Return every entry exactly.

-------- MATERIALS PROVIDED

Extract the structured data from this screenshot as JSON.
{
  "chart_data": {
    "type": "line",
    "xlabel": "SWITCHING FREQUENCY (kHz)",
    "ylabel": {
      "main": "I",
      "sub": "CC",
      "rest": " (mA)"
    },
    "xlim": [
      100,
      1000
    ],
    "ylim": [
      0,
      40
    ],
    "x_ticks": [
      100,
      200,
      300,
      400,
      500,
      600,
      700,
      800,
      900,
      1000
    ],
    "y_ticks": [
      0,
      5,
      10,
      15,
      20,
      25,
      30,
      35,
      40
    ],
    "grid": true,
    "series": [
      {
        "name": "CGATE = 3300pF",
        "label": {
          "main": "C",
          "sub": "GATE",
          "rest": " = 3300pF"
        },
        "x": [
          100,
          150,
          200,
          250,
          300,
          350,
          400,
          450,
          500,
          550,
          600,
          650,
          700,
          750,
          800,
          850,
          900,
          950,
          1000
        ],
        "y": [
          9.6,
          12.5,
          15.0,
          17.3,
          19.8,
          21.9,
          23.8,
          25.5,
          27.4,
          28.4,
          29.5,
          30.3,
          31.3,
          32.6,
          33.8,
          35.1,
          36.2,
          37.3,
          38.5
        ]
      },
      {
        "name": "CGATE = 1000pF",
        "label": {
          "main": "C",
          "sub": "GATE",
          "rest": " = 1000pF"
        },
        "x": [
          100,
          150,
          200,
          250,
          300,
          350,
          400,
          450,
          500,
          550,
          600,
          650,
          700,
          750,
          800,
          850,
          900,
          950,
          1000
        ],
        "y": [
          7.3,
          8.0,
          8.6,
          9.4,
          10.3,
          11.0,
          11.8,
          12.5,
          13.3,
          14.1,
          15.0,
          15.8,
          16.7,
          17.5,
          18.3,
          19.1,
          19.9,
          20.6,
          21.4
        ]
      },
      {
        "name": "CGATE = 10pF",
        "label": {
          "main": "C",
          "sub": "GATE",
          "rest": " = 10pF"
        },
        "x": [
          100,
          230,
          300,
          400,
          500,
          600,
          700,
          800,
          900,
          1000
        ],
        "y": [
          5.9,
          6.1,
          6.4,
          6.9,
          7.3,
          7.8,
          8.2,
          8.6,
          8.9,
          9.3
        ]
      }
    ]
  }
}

----------------

» EXERCISE ANSWER:
Extract the structured data from this screenshot as JSON.
{
  "chart_data": {
    "type": "line",
    "xlabel": "SWITCHING FREQUENCY (kHz)",
    "ylabel": {
      "main": "I",
      "sub": "CC",
      "rest": " (mA)"
    },
    "xlim": [
      100,
      1000
    ],
    "ylim": [
      0,
      40
    ],
    "x_ticks": [
      100,
      200,
      300,
      400,
      500,
      600,
      700,
      800,
      900,
      1000
    ],
    "y_ticks": [
      0,
      5,
      10,
      15,
      20,
      25,
      30,
      35,
      40
    ],
    "grid": true,
    "series": [
      {
        "name": "CGATE = 3300pF",
        "label": {
          "main": "C",
          "sub": "GATE",
          "rest": " = 3300pF"
        },
        "x": [
          100,
          150,
          200,
          250,
          300,
          350,
          400,
          450,
          500,
          550,
          600,
          650,
          700,
          750,
          800,
          850,
          900,
          950,
          1000
        ],
        "y": [
          9.6,
          12.5,
          15.0,
          17.3,
          19.8,
          21.9,
          23.8,
          25.5,
          27.4,
          28.4,
          29.5,
          30.3,
          31.3,
          32.6,
          33.8,
          35.1,
          36.2,
          37.3,
          38.5
        ]
      },
      {
        "name": "CGATE = 1000pF",
        "label": {
          "main": "C",
          "sub": "GATE",
          "rest": " = 1000pF"
        },
        "x": [
          100,
          150,
          200,
          250,
          300,
          350,
          400,
          450,
          500,
          550,
          600,
          650,
          700,
          750,
          800,
          850,
          900,
          950,
          1000
        ],
        "y": [
          7.3,
          8.0,
          8.6,
          9.4,
          10.3,
          11.0,
          11.8,
          12.5,
          13.3,
          14.1,
          15.0,
          15.8,
          16.7,
          17.5,
          18.3,
          19.1,
          19.9,
          20.6,
          21.4
        ]
      },
      {
        "name": "CGATE = 10pF",
        "label": {
          "main": "C",
          "sub": "GATE",
          "rest": " = 10pF"
        },
        "x": [
          100,
          230,
          300,
          400,
          500,
          600,
          700,
          800,
          900,
          1000
        ],
        "y": [
          5.9,
          6.1,
          6.4,
          6.9,
          7.3,
          7.8,
          8.2,
          8.6,
          8.9,
          9.3
        ]
      }
    ]
  }
}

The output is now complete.